== INFORMATION SUPPLIED ==
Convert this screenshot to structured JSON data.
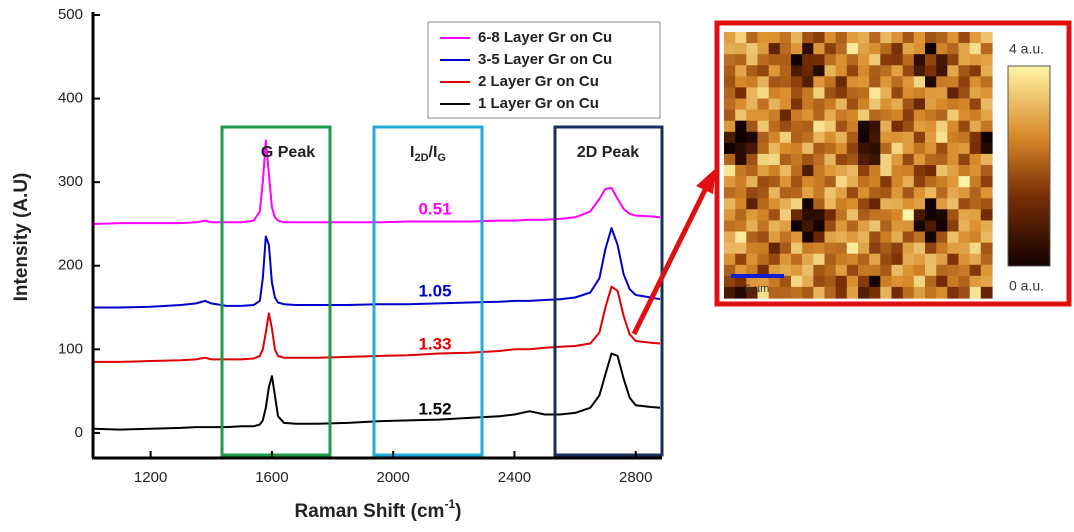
{
  "chart_data": {
    "type": "line",
    "y_label": "Intensity (A.U)",
    "x_label": [
      "Raman Shift (cm",
      "-1",
      ")"
    ],
    "xlim": [
      1010,
      2880
    ],
    "xticks": [
      1200,
      1600,
      2000,
      2400,
      2800
    ],
    "ylim": [
      -30,
      500
    ],
    "yticks": [
      0,
      100,
      200,
      300,
      400,
      500
    ],
    "legend": "upper right",
    "annotations": {
      "g_peak": "G Peak",
      "ratio": [
        "I",
        "2D",
        "/I",
        "G"
      ],
      "peak_2d": "2D Peak"
    },
    "x": [
      1010,
      1100,
      1200,
      1300,
      1350,
      1380,
      1400,
      1450,
      1500,
      1540,
      1560,
      1570,
      1580,
      1590,
      1600,
      1610,
      1620,
      1640,
      1680,
      1750,
      1850,
      1950,
      2050,
      2150,
      2250,
      2350,
      2400,
      2450,
      2500,
      2550,
      2600,
      2650,
      2680,
      2700,
      2720,
      2740,
      2760,
      2780,
      2800,
      2850,
      2880
    ],
    "series": [
      {
        "name": "6-8 Layer Gr on Cu",
        "color": "#ff00ff",
        "ratio": 0.51,
        "values": [
          250,
          251,
          251,
          251,
          252,
          254,
          252,
          252,
          252,
          254,
          265,
          300,
          350,
          310,
          270,
          258,
          254,
          252,
          252,
          252,
          252,
          252,
          253,
          253,
          253,
          254,
          254,
          255,
          255,
          256,
          258,
          265,
          280,
          292,
          293,
          280,
          268,
          262,
          260,
          259,
          258
        ]
      },
      {
        "name": "3-5 Layer Gr on Cu",
        "color": "#0000cc",
        "ratio": 1.05,
        "values": [
          150,
          150,
          151,
          153,
          155,
          158,
          155,
          152,
          152,
          153,
          158,
          185,
          235,
          225,
          180,
          162,
          156,
          154,
          153,
          153,
          153,
          154,
          154,
          155,
          156,
          157,
          158,
          158,
          159,
          160,
          162,
          168,
          185,
          220,
          245,
          225,
          190,
          172,
          165,
          162,
          160
        ]
      },
      {
        "name": "2 Layer Gr on Cu",
        "color": "#e00000",
        "ratio": 1.33,
        "values": [
          85,
          85,
          86,
          87,
          88,
          90,
          88,
          88,
          88,
          89,
          92,
          100,
          120,
          143,
          125,
          100,
          92,
          90,
          90,
          90,
          91,
          92,
          93,
          95,
          96,
          98,
          100,
          100,
          102,
          103,
          104,
          107,
          120,
          150,
          175,
          170,
          140,
          118,
          110,
          108,
          107
        ]
      },
      {
        "name": "1 Layer Gr on Cu",
        "color": "#000000",
        "ratio": 1.52,
        "values": [
          5,
          4,
          5,
          6,
          7,
          7,
          7,
          7,
          8,
          8,
          10,
          15,
          30,
          55,
          68,
          45,
          20,
          12,
          11,
          11,
          12,
          14,
          15,
          16,
          18,
          20,
          22,
          26,
          22,
          22,
          24,
          30,
          45,
          70,
          95,
          92,
          65,
          42,
          33,
          31,
          30
        ]
      }
    ]
  },
  "inset": {
    "colorbar_max": "4 a.u.",
    "colorbar_min": "0 a.u.",
    "scale_bar": "6 µm"
  }
}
===
### WHAT YOU WILL DO
Look through the material above and pick out each line holding the word "ratio".

### FULL SOLUTION
      "ratio": [
        "ratio": 0.51,
        "ratio": 1.05,
        "ratio": 1.33,
        "ratio": 1.52,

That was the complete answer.